[Dataset excerpt]
▽

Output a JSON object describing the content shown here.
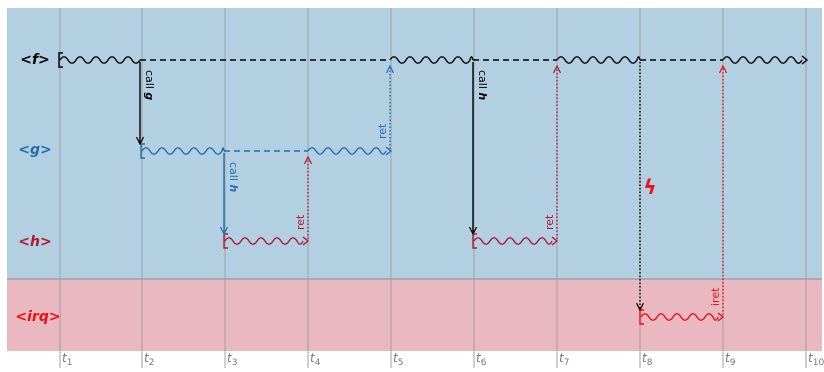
{
  "colors": {
    "main_bg": "#b3d0e2",
    "irq_bg": "#e9b8c0",
    "grid": "#a0a0a0",
    "f": "#000000",
    "g": "#1f6fb0",
    "h": "#b21830",
    "irq": "#ee1111"
  },
  "lanes": {
    "f": "<f>",
    "g": "<g>",
    "h": "<h>",
    "irq": "<irq>"
  },
  "ticks": [
    {
      "base": "t",
      "sub": "1"
    },
    {
      "base": "t",
      "sub": "2"
    },
    {
      "base": "t",
      "sub": "3"
    },
    {
      "base": "t",
      "sub": "4"
    },
    {
      "base": "t",
      "sub": "5"
    },
    {
      "base": "t",
      "sub": "6"
    },
    {
      "base": "t",
      "sub": "7"
    },
    {
      "base": "t",
      "sub": "8"
    },
    {
      "base": "t",
      "sub": "9"
    },
    {
      "base": "t",
      "sub": "10"
    }
  ],
  "labels": {
    "call_prefix": "call",
    "ret": "ret",
    "iret": "iret",
    "func_g": "g",
    "func_h": "h"
  },
  "interrupt_symbol": "ϟ"
}
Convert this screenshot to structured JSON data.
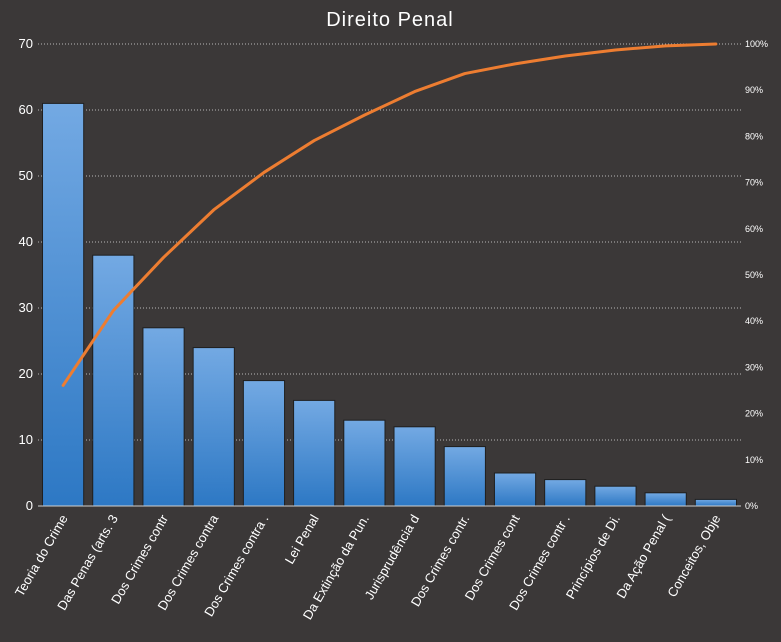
{
  "chart_data": {
    "type": "bar",
    "title": "Direito Penal",
    "categories": [
      "Teoria do Crime",
      "Das Penas (arts. 3",
      "Dos Crimes contr",
      "Dos Crimes contra",
      "Dos Crimes contra .",
      "Lei Penal",
      "Da Extinção da Pun.",
      "Jurisprudência d",
      "Dos Crimes contr.",
      "Dos Crimes cont",
      "Dos Crimes contr .",
      "Princípios de Di.",
      "Da Ação Penal (",
      "Conceitos, Obje"
    ],
    "series": [
      {
        "type": "bar",
        "values": [
          61,
          38,
          27,
          24,
          19,
          16,
          13,
          12,
          9,
          5,
          4,
          3,
          2,
          1
        ]
      },
      {
        "type": "line",
        "axis": "right",
        "values": [
          26.1,
          42.3,
          53.8,
          64.1,
          72.2,
          79.1,
          84.6,
          89.7,
          93.6,
          95.7,
          97.4,
          98.7,
          99.6,
          100
        ]
      }
    ],
    "xlabel": "",
    "ylabel": "",
    "ylim": [
      0,
      70
    ],
    "yticks": [
      "0",
      "10",
      "20",
      "30",
      "40",
      "50",
      "60",
      "70"
    ],
    "y2lim": [
      0,
      100
    ],
    "y2ticks": [
      "0%",
      "10%",
      "20%",
      "30%",
      "40%",
      "50%",
      "60%",
      "70%",
      "80%",
      "90%",
      "100%"
    ],
    "grid": true,
    "legend": "none",
    "colors": {
      "background": "#3b3838",
      "bar_top": "#73a9e3",
      "bar_bottom": "#2d78c4",
      "line": "#ed7d31",
      "grid": "#d9d9d9",
      "text": "#ffffff"
    }
  }
}
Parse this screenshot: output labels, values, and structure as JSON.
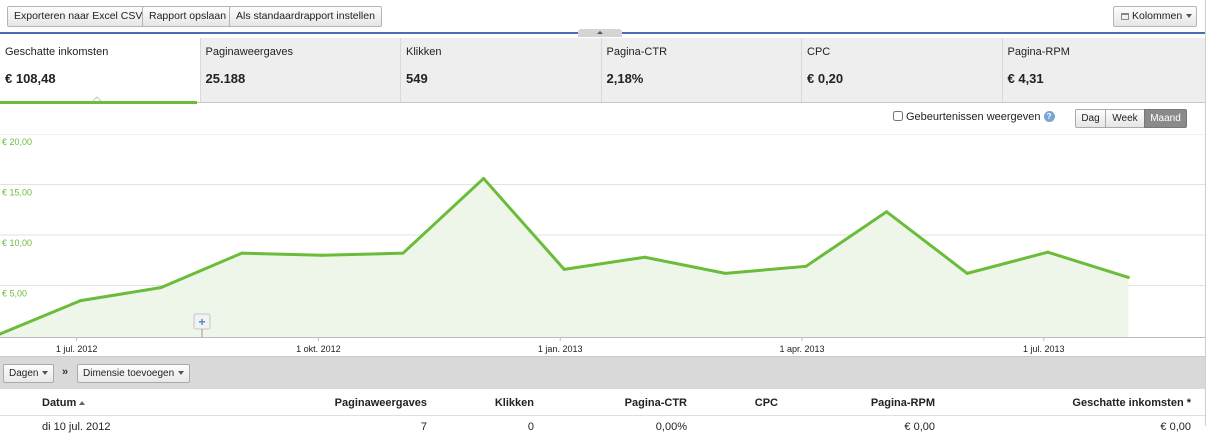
{
  "toolbar": {
    "export_label": "Exporteren naar Excel CSV",
    "save_label": "Rapport opslaan",
    "default_label": "Als standaardrapport instellen",
    "columns_label": "Kolommen"
  },
  "scorecards": [
    {
      "label": "Geschatte inkomsten",
      "value": "€ 108,48"
    },
    {
      "label": "Paginaweergaves",
      "value": "25.188"
    },
    {
      "label": "Klikken",
      "value": "549"
    },
    {
      "label": "Pagina-CTR",
      "value": "2,18%"
    },
    {
      "label": "CPC",
      "value": "€ 0,20"
    },
    {
      "label": "Pagina-RPM",
      "value": "€ 4,31"
    }
  ],
  "chart_controls": {
    "events_label": "Gebeurtenissen weergeven",
    "help_glyph": "?",
    "granularity": [
      "Dag",
      "Week",
      "Maand"
    ],
    "selected_granularity": "Maand"
  },
  "chart_data": {
    "type": "area",
    "series": [
      {
        "values": [
          0.2,
          3.5,
          4.8,
          8.2,
          8.0,
          8.2,
          15.6,
          6.6,
          7.8,
          6.2,
          6.9,
          12.3,
          6.2,
          8.3,
          5.8
        ]
      }
    ],
    "x_start_month": "jun. 2012",
    "x_tick_labels": [
      "1 jul. 2012",
      "1 okt. 2012",
      "1 jan. 2013",
      "1 apr. 2013",
      "1 jul. 2013"
    ],
    "y_tick_labels": [
      "€ 20,00",
      "€ 15,00",
      "€ 10,00",
      "€ 5,00"
    ],
    "ylim": [
      0,
      20
    ],
    "grid": true,
    "line_color": "#6abc3a",
    "fill_color": "#eef6e9",
    "annotation_glyph": "+"
  },
  "dimension_bar": {
    "period_label": "Dagen",
    "separator": "»",
    "add_dimension_label": "Dimensie toevoegen"
  },
  "table": {
    "headers": [
      "Datum",
      "Paginaweergaves",
      "Klikken",
      "Pagina-CTR",
      "CPC",
      "Pagina-RPM",
      "Geschatte inkomsten *"
    ],
    "rows": [
      [
        "di 10 jul. 2012",
        "7",
        "0",
        "0,00%",
        "",
        "€ 0,00",
        "€ 0,00"
      ]
    ]
  }
}
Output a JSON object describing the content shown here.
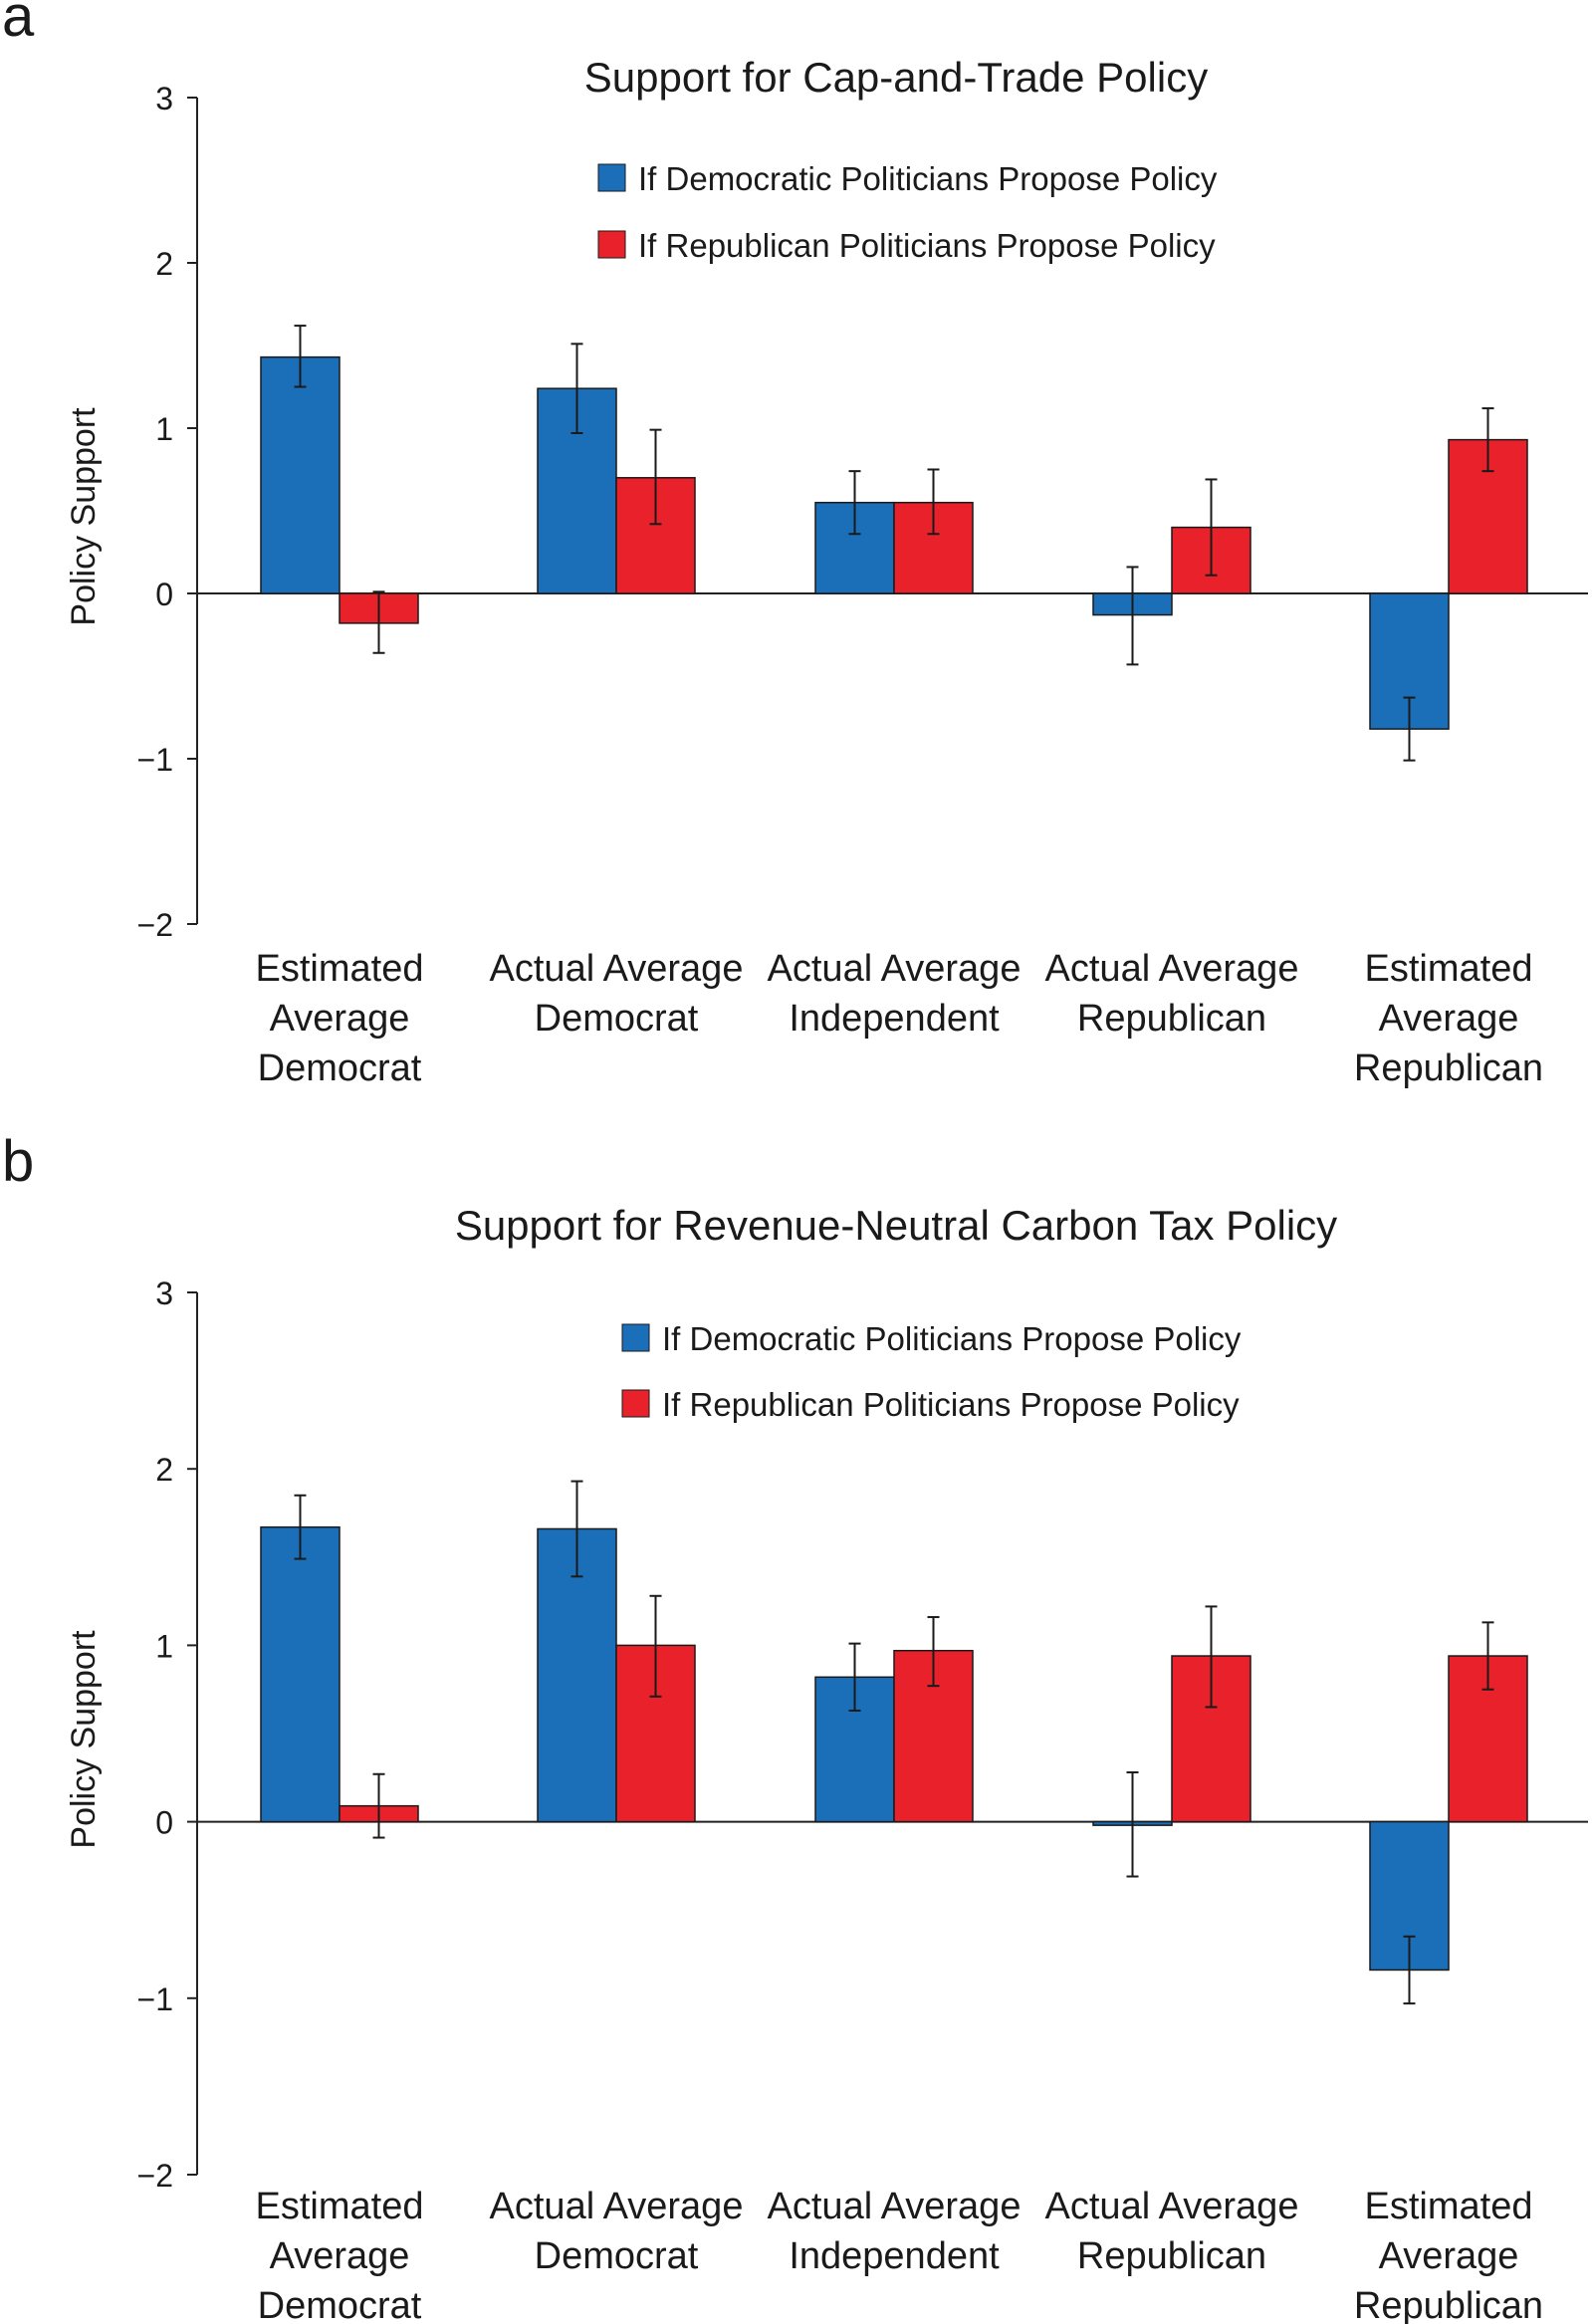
{
  "colors": {
    "democratic": "#1a6fb8",
    "republican": "#e8212b",
    "axis": "#222222"
  },
  "chart_data": [
    {
      "panel_label": "a",
      "type": "bar",
      "title": "Support for Cap-and-Trade Policy",
      "ylabel": "Policy Support",
      "ylim": [
        -2,
        3
      ],
      "yticks": [
        3,
        2,
        1,
        0,
        -1,
        -2
      ],
      "ytick_labels": [
        "3",
        "2",
        "1",
        "0",
        "−1",
        "−2"
      ],
      "legend_placement": "top-center",
      "categories": [
        [
          "Estimated",
          "Average",
          "Democrat"
        ],
        [
          "Actual Average",
          "Democrat"
        ],
        [
          "Actual Average",
          "Independent"
        ],
        [
          "Actual Average",
          "Republican"
        ],
        [
          "Estimated",
          "Average",
          "Republican"
        ]
      ],
      "series": [
        {
          "name": "If Democratic Politicians Propose Policy",
          "color": "#1a6fb8",
          "values": [
            1.43,
            1.24,
            0.55,
            -0.13,
            -0.82
          ],
          "err_low": [
            1.25,
            0.97,
            0.36,
            -0.43,
            -1.01
          ],
          "err_high": [
            1.62,
            1.51,
            0.74,
            0.16,
            -0.63
          ]
        },
        {
          "name": "If Republican Politicians Propose Policy",
          "color": "#e8212b",
          "values": [
            -0.18,
            0.7,
            0.55,
            0.4,
            0.93
          ],
          "err_low": [
            -0.36,
            0.42,
            0.36,
            0.11,
            0.74
          ],
          "err_high": [
            0.01,
            0.99,
            0.75,
            0.69,
            1.12
          ]
        }
      ]
    },
    {
      "panel_label": "b",
      "type": "bar",
      "title": "Support for Revenue-Neutral Carbon Tax Policy",
      "ylabel": "Policy Support",
      "ylim": [
        -2,
        3
      ],
      "yticks": [
        3,
        2,
        1,
        0,
        -1,
        -2
      ],
      "ytick_labels": [
        "3",
        "2",
        "1",
        "0",
        "−1",
        "−2"
      ],
      "legend_placement": "top-center",
      "categories": [
        [
          "Estimated",
          "Average",
          "Democrat"
        ],
        [
          "Actual Average",
          "Democrat"
        ],
        [
          "Actual Average",
          "Independent"
        ],
        [
          "Actual Average",
          "Republican"
        ],
        [
          "Estimated",
          "Average",
          "Republican"
        ]
      ],
      "series": [
        {
          "name": "If Democratic Politicians Propose Policy",
          "color": "#1a6fb8",
          "values": [
            1.67,
            1.66,
            0.82,
            -0.02,
            -0.84
          ],
          "err_low": [
            1.49,
            1.39,
            0.63,
            -0.31,
            -1.03
          ],
          "err_high": [
            1.85,
            1.93,
            1.01,
            0.28,
            -0.65
          ]
        },
        {
          "name": "If Republican Politicians Propose Policy",
          "color": "#e8212b",
          "values": [
            0.09,
            1.0,
            0.97,
            0.94,
            0.94
          ],
          "err_low": [
            -0.09,
            0.71,
            0.77,
            0.65,
            0.75
          ],
          "err_high": [
            0.27,
            1.28,
            1.16,
            1.22,
            1.13
          ]
        }
      ]
    }
  ]
}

△

What you will do:
Count the lines in the entries that hold the word "Crimes", and give nothing but the total.

Worked answer:
6